**EXERCISE DESCRIPTION**. Reproduce the data exactly.

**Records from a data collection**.
★ ★ ★

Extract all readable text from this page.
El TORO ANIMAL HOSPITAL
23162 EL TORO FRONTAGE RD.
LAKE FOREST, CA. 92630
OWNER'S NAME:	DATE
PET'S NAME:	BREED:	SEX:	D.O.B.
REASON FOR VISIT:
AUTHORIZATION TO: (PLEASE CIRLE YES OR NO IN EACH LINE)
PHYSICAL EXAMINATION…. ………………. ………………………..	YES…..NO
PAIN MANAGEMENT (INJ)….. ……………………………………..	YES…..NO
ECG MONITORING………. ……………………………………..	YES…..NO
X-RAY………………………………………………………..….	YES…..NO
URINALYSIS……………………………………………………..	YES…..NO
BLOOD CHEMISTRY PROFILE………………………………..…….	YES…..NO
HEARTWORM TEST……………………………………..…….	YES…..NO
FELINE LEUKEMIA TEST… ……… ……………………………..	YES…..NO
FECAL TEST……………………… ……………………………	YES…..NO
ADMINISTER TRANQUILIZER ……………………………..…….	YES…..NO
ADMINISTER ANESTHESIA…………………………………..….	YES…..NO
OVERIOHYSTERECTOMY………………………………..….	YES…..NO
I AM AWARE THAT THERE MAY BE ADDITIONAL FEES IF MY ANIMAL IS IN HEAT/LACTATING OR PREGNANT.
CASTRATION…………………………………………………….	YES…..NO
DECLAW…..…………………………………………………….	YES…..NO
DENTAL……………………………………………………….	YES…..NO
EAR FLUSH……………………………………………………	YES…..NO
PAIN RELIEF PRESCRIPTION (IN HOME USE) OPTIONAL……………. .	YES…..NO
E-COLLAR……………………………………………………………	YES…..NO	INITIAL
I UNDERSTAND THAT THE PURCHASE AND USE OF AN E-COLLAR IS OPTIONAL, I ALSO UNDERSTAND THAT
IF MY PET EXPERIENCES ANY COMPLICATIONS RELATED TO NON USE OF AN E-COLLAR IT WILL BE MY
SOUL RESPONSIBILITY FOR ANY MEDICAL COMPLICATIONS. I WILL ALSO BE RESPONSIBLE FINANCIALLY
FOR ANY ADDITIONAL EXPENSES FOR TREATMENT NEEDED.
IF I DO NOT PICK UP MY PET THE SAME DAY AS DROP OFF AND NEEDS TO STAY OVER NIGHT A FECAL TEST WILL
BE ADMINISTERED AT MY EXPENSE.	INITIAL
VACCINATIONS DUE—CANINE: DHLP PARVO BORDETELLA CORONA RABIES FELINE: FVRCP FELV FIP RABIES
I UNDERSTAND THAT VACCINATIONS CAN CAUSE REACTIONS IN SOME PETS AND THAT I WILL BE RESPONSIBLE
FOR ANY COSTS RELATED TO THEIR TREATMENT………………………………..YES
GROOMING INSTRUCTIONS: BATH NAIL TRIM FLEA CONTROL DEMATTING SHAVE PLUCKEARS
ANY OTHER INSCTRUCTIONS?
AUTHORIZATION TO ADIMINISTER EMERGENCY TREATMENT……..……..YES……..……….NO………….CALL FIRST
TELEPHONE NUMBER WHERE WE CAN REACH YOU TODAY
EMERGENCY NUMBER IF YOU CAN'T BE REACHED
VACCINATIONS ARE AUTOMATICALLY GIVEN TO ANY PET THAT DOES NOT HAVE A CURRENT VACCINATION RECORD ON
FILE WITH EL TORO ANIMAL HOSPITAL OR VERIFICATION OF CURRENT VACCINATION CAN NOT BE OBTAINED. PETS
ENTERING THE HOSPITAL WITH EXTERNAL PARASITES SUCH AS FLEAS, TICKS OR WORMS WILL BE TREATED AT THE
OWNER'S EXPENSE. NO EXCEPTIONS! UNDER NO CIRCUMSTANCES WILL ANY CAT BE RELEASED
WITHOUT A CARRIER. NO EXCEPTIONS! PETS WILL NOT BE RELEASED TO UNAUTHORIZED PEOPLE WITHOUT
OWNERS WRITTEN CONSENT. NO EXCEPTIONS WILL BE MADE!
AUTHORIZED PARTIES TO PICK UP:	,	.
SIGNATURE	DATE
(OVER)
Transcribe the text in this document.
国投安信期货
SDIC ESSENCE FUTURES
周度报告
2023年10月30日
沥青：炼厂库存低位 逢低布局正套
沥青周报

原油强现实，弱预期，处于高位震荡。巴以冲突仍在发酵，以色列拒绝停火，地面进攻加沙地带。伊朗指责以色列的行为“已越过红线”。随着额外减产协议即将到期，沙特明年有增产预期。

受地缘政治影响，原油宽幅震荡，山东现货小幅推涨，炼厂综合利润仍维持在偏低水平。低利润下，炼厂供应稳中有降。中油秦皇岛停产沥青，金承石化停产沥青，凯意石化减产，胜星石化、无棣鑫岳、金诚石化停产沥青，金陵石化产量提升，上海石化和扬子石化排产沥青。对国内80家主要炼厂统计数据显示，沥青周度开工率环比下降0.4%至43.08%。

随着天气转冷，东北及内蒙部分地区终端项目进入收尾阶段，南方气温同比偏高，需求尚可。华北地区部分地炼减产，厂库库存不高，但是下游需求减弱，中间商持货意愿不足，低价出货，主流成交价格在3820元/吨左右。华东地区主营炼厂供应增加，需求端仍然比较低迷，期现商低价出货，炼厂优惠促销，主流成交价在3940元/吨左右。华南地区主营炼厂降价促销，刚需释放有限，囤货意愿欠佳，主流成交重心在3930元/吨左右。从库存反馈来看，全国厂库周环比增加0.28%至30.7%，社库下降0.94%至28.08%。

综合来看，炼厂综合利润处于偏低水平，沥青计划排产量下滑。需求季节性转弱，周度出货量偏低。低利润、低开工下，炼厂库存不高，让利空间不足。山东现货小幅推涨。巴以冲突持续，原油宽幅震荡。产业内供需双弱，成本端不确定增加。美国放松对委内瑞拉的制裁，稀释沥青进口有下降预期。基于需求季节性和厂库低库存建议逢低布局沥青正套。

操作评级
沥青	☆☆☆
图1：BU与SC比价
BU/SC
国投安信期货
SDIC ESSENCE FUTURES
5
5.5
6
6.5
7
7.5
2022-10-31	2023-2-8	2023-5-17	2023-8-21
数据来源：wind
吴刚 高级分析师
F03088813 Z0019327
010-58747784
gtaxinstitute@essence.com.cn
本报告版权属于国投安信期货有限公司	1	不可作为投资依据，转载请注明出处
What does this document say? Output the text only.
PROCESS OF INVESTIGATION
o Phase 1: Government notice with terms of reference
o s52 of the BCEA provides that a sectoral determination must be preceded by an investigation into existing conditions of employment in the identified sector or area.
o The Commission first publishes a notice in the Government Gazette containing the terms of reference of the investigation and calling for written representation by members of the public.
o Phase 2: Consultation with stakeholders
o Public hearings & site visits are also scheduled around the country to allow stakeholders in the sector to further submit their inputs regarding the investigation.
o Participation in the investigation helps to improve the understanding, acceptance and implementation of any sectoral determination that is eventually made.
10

★ ★ ★

**RESPONSE TO THE TASK**.
Extract all readable text from this page.
El TORO ANIMAL HOSPITAL
23162 EL TORO FRONTAGE RD.
LAKE FOREST, CA. 92630
OWNER'S NAME:	DATE
PET'S NAME:	BREED:	SEX:	D.O.B.
REASON FOR VISIT:
AUTHORIZATION TO: (PLEASE CIRLE YES OR NO IN EACH LINE)
PHYSICAL EXAMINATION…. ………………. ………………………..	YES…..NO
PAIN MANAGEMENT (INJ)….. ……………………………………..	YES…..NO
ECG MONITORING………. ……………………………………..	YES…..NO
X-RAY………………………………………………………..….	YES…..NO
URINALYSIS……………………………………………………..	YES…..NO
BLOOD CHEMISTRY PROFILE………………………………..…….	YES…..NO
HEARTWORM TEST……………………………………..…….	YES…..NO
FELINE LEUKEMIA TEST… ……… ……………………………..	YES…..NO
FECAL TEST……………………… ……………………………	YES…..NO
ADMINISTER TRANQUILIZER ……………………………..…….	YES…..NO
ADMINISTER ANESTHESIA…………………………………..….	YES…..NO
OVERIOHYSTERECTOMY………………………………..….	YES…..NO
I AM AWARE THAT THERE MAY BE ADDITIONAL FEES IF MY ANIMAL IS IN HEAT/LACTATING OR PREGNANT.
CASTRATION…………………………………………………….	YES…..NO
DECLAW…..…………………………………………………….	YES…..NO
DENTAL……………………………………………………….	YES…..NO
EAR FLUSH……………………………………………………	YES…..NO
PAIN RELIEF PRESCRIPTION (IN HOME USE) OPTIONAL……………. .	YES…..NO
E-COLLAR……………………………………………………………	YES…..NO	INITIAL
I UNDERSTAND THAT THE PURCHASE AND USE OF AN E-COLLAR IS OPTIONAL, I ALSO UNDERSTAND THAT
IF MY PET EXPERIENCES ANY COMPLICATIONS RELATED TO NON USE OF AN E-COLLAR IT WILL BE MY
SOUL RESPONSIBILITY FOR ANY MEDICAL COMPLICATIONS. I WILL ALSO BE RESPONSIBLE FINANCIALLY
FOR ANY ADDITIONAL EXPENSES FOR TREATMENT NEEDED.
IF I DO NOT PICK UP MY PET THE SAME DAY AS DROP OFF AND NEEDS TO STAY OVER NIGHT A FECAL TEST WILL
BE ADMINISTERED AT MY EXPENSE.	INITIAL
VACCINATIONS DUE—CANINE: DHLP PARVO BORDETELLA CORONA RABIES FELINE: FVRCP FELV FIP RABIES
I UNDERSTAND THAT VACCINATIONS CAN CAUSE REACTIONS IN SOME PETS AND THAT I WILL BE RESPONSIBLE
FOR ANY COSTS RELATED TO THEIR TREATMENT………………………………..YES
GROOMING INSTRUCTIONS: BATH NAIL TRIM FLEA CONTROL DEMATTING SHAVE PLUCKEARS
ANY OTHER INSCTRUCTIONS?
AUTHORIZATION TO ADIMINISTER EMERGENCY TREATMENT……..……..YES……..……….NO………….CALL FIRST
TELEPHONE NUMBER WHERE WE CAN REACH YOU TODAY
EMERGENCY NUMBER IF YOU CAN'T BE REACHED
VACCINATIONS ARE AUTOMATICALLY GIVEN TO ANY PET THAT DOES NOT HAVE A CURRENT VACCINATION RECORD ON
FILE WITH EL TORO ANIMAL HOSPITAL OR VERIFICATION OF CURRENT VACCINATION CAN NOT BE OBTAINED. PETS
ENTERING THE HOSPITAL WITH EXTERNAL PARASITES SUCH AS FLEAS, TICKS OR WORMS WILL BE TREATED AT THE
OWNER'S EXPENSE. NO EXCEPTIONS! UNDER NO CIRCUMSTANCES WILL ANY CAT BE RELEASED
WITHOUT A CARRIER. NO EXCEPTIONS! PETS WILL NOT BE RELEASED TO UNAUTHORIZED PEOPLE WITHOUT
OWNERS WRITTEN CONSENT. NO EXCEPTIONS WILL BE MADE!
AUTHORIZED PARTIES TO PICK UP:	,	.
SIGNATURE	DATE
(OVER)
Transcribe the text in this document.
国投安信期货
SDIC ESSENCE FUTURES
周度报告
2023年10月30日
沥青：炼厂库存低位 逢低布局正套
沥青周报

原油强现实，弱预期，处于高位震荡。巴以冲突仍在发酵，以色列拒绝停火，地面进攻加沙地带。伊朗指责以色列的行为“已越过红线”。随着额外减产协议即将到期，沙特明年有增产预期。

受地缘政治影响，原油宽幅震荡，山东现货小幅推涨，炼厂综合利润仍维持在偏低水平。低利润下，炼厂供应稳中有降。中油秦皇岛停产沥青，金承石化停产沥青，凯意石化减产，胜星石化、无棣鑫岳、金诚石化停产沥青，金陵石化产量提升，上海石化和扬子石化排产沥青。对国内80家主要炼厂统计数据显示，沥青周度开工率环比下降0.4%至43.08%。

随着天气转冷，东北及内蒙部分地区终端项目进入收尾阶段，南方气温同比偏高，需求尚可。华北地区部分地炼减产，厂库库存不高，但是下游需求减弱，中间商持货意愿不足，低价出货，主流成交价格在3820元/吨左右。华东地区主营炼厂供应增加，需求端仍然比较低迷，期现商低价出货，炼厂优惠促销，主流成交价在3940元/吨左右。华南地区主营炼厂降价促销，刚需释放有限，囤货意愿欠佳，主流成交重心在3930元/吨左右。从库存反馈来看，全国厂库周环比增加0.28%至30.7%，社库下降0.94%至28.08%。

综合来看，炼厂综合利润处于偏低水平，沥青计划排产量下滑。需求季节性转弱，周度出货量偏低。低利润、低开工下，炼厂库存不高，让利空间不足。山东现货小幅推涨。巴以冲突持续，原油宽幅震荡。产业内供需双弱，成本端不确定增加。美国放松对委内瑞拉的制裁，稀释沥青进口有下降预期。基于需求季节性和厂库低库存建议逢低布局沥青正套。

操作评级
沥青	☆☆☆
图1：BU与SC比价
BU/SC
国投安信期货
SDIC ESSENCE FUTURES
5
5.5
6
6.5
7
7.5
2022-10-31	2023-2-8	2023-5-17	2023-8-21
数据来源：wind
吴刚 高级分析师
F03088813 Z0019327
010-58747784
gtaxinstitute@essence.com.cn
本报告版权属于国投安信期货有限公司	1	不可作为投资依据，转载请注明出处
What does this document say? Output the text only.
PROCESS OF INVESTIGATION
o Phase 1: Government notice with terms of reference
o s52 of the BCEA provides that a sectoral determination must be preceded by an investigation into existing conditions of employment in the identified sector or area.
o The Commission first publishes a notice in the Government Gazette containing the terms of reference of the investigation and calling for written representation by members of the public.
o Phase 2: Consultation with stakeholders
o Public hearings & site visits are also scheduled around the country to allow stakeholders in the sector to further submit their inputs regarding the investigation.
o Participation in the investigation helps to improve the understanding, acceptance and implementation of any sectoral determination that is eventually made.
10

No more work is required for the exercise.